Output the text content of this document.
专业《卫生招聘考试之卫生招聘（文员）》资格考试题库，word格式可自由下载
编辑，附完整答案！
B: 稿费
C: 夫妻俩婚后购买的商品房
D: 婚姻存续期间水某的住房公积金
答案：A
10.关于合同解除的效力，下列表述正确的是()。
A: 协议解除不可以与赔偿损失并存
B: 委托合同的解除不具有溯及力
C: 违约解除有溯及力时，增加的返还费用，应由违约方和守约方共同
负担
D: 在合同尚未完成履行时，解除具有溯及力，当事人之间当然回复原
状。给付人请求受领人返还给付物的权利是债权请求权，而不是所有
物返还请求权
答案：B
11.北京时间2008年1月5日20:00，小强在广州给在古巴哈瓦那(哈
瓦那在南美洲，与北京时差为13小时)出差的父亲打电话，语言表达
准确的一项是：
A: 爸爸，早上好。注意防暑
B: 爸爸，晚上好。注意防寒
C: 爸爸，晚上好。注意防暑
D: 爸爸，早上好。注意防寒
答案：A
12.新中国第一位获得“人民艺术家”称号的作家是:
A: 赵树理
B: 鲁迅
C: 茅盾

▬▬▬▬▬▬

- **Do this**: Write out the records above again, keeping each one identical to the original.

- **Exercise solution**:
Output the text content of this document.
专业《卫生招聘考试之卫生招聘（文员）》资格考试题库，word格式可自由下载
编辑，附完整答案！
B: 稿费
C: 夫妻俩婚后购买的商品房
D: 婚姻存续期间水某的住房公积金
答案：A
10.关于合同解除的效力，下列表述正确的是()。
A: 协议解除不可以与赔偿损失并存
B: 委托合同的解除不具有溯及力
C: 违约解除有溯及力时，增加的返还费用，应由违约方和守约方共同
负担
D: 在合同尚未完成履行时，解除具有溯及力，当事人之间当然回复原
状。给付人请求受领人返还给付物的权利是债权请求权，而不是所有
物返还请求权
答案：B
11.北京时间2008年1月5日20:00，小强在广州给在古巴哈瓦那(哈
瓦那在南美洲，与北京时差为13小时)出差的父亲打电话，语言表达
准确的一项是：
A: 爸爸，早上好。注意防暑
B: 爸爸，晚上好。注意防寒
C: 爸爸，晚上好。注意防暑
D: 爸爸，早上好。注意防寒
答案：A
12.新中国第一位获得“人民艺术家”称号的作家是:
A: 赵树理
B: 鲁迅
C: 茅盾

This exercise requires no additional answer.